Data entries:
-------------------------
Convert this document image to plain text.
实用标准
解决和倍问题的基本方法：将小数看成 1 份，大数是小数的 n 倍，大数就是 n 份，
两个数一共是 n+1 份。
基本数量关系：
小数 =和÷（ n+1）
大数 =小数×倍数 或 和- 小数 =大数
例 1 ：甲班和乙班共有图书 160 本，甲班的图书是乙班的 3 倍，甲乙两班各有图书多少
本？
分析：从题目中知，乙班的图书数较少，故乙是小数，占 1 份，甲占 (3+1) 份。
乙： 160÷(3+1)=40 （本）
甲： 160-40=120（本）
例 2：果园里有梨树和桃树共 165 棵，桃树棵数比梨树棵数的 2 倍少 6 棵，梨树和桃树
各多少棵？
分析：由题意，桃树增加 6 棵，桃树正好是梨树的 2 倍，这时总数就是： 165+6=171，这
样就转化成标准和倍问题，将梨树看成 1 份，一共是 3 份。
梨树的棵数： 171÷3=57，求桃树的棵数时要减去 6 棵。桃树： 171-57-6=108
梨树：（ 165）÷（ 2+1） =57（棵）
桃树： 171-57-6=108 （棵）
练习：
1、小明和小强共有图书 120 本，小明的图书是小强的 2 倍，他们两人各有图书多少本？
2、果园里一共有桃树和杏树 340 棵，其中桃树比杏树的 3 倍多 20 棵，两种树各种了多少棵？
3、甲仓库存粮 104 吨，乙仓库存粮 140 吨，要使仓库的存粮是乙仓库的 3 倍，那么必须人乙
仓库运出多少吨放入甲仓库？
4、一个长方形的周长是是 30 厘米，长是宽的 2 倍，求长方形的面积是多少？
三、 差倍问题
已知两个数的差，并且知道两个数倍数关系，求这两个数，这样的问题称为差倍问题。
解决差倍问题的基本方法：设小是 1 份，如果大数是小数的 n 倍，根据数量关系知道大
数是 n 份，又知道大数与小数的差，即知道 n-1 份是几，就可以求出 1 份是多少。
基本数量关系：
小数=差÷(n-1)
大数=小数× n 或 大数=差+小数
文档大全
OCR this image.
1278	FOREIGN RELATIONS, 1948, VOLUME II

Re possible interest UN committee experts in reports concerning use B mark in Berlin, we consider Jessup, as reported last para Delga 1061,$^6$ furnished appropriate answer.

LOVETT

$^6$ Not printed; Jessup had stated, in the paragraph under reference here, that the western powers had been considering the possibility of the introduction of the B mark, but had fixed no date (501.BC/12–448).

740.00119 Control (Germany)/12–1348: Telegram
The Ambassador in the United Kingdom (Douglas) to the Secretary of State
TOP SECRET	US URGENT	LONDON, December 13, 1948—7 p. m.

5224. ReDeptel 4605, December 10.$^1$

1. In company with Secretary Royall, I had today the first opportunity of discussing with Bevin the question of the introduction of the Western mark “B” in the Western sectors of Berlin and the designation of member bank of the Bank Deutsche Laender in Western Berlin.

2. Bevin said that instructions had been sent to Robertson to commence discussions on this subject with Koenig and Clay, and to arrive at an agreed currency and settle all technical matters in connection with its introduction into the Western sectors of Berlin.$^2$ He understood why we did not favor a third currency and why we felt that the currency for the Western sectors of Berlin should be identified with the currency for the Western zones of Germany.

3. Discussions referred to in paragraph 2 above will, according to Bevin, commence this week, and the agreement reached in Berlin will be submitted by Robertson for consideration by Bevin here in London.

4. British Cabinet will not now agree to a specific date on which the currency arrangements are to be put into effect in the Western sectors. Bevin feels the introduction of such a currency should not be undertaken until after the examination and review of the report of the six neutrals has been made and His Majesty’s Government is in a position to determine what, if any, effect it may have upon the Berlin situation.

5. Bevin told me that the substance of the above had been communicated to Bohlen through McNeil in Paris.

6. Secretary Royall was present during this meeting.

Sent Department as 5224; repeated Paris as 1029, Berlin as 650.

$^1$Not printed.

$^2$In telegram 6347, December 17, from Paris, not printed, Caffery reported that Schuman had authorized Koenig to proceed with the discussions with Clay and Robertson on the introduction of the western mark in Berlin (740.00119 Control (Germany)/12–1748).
-------------------------
▶ EXERCISE TASK:
All of the material above needs to be retyped word for word.

▶ RESPONSE TO THE EXERCISE:
Convert this document image to plain text.
实用标准
解决和倍问题的基本方法：将小数看成 1 份，大数是小数的 n 倍，大数就是 n 份，
两个数一共是 n+1 份。
基本数量关系：
小数 =和÷（ n+1）
大数 =小数×倍数 或 和- 小数 =大数
例 1 ：甲班和乙班共有图书 160 本，甲班的图书是乙班的 3 倍，甲乙两班各有图书多少
本？
分析：从题目中知，乙班的图书数较少，故乙是小数，占 1 份，甲占 (3+1) 份。
乙： 160÷(3+1)=40 （本）
甲： 160-40=120（本）
例 2：果园里有梨树和桃树共 165 棵，桃树棵数比梨树棵数的 2 倍少 6 棵，梨树和桃树
各多少棵？
分析：由题意，桃树增加 6 棵，桃树正好是梨树的 2 倍，这时总数就是： 165+6=171，这
样就转化成标准和倍问题，将梨树看成 1 份，一共是 3 份。
梨树的棵数： 171÷3=57，求桃树的棵数时要减去 6 棵。桃树： 171-57-6=108
梨树：（ 165）÷（ 2+1） =57（棵）
桃树： 171-57-6=108 （棵）
练习：
1、小明和小强共有图书 120 本，小明的图书是小强的 2 倍，他们两人各有图书多少本？
2、果园里一共有桃树和杏树 340 棵，其中桃树比杏树的 3 倍多 20 棵，两种树各种了多少棵？
3、甲仓库存粮 104 吨，乙仓库存粮 140 吨，要使仓库的存粮是乙仓库的 3 倍，那么必须人乙
仓库运出多少吨放入甲仓库？
4、一个长方形的周长是是 30 厘米，长是宽的 2 倍，求长方形的面积是多少？
三、 差倍问题
已知两个数的差，并且知道两个数倍数关系，求这两个数，这样的问题称为差倍问题。
解决差倍问题的基本方法：设小是 1 份，如果大数是小数的 n 倍，根据数量关系知道大
数是 n 份，又知道大数与小数的差，即知道 n-1 份是几，就可以求出 1 份是多少。
基本数量关系：
小数=差÷(n-1)
大数=小数× n 或 大数=差+小数
文档大全
OCR this image.
1278	FOREIGN RELATIONS, 1948, VOLUME II

Re possible interest UN committee experts in reports concerning use B mark in Berlin, we consider Jessup, as reported last para Delga 1061,$^6$ furnished appropriate answer.

LOVETT

$^6$ Not printed; Jessup had stated, in the paragraph under reference here, that the western powers had been considering the possibility of the introduction of the B mark, but had fixed no date (501.BC/12–448).

740.00119 Control (Germany)/12–1348: Telegram
The Ambassador in the United Kingdom (Douglas) to the Secretary of State
TOP SECRET	US URGENT	LONDON, December 13, 1948—7 p. m.

5224. ReDeptel 4605, December 10.$^1$

1. In company with Secretary Royall, I had today the first opportunity of discussing with Bevin the question of the introduction of the Western mark “B” in the Western sectors of Berlin and the designation of member bank of the Bank Deutsche Laender in Western Berlin.

2. Bevin said that instructions had been sent to Robertson to commence discussions on this subject with Koenig and Clay, and to arrive at an agreed currency and settle all technical matters in connection with its introduction into the Western sectors of Berlin.$^2$ He understood why we did not favor a third currency and why we felt that the currency for the Western sectors of Berlin should be identified with the currency for the Western zones of Germany.

3. Discussions referred to in paragraph 2 above will, according to Bevin, commence this week, and the agreement reached in Berlin will be submitted by Robertson for consideration by Bevin here in London.

4. British Cabinet will not now agree to a specific date on which the currency arrangements are to be put into effect in the Western sectors. Bevin feels the introduction of such a currency should not be undertaken until after the examination and review of the report of the six neutrals has been made and His Majesty’s Government is in a position to determine what, if any, effect it may have upon the Berlin situation.

5. Bevin told me that the substance of the above had been communicated to Bohlen through McNeil in Paris.

6. Secretary Royall was present during this meeting.

Sent Department as 5224; repeated Paris as 1029, Berlin as 650.

$^1$Not printed.

$^2$In telegram 6347, December 17, from Paris, not printed, Caffery reported that Schuman had authorized Koenig to proceed with the discussions with Clay and Robertson on the introduction of the western mark in Berlin (740.00119 Control (Germany)/12–1748).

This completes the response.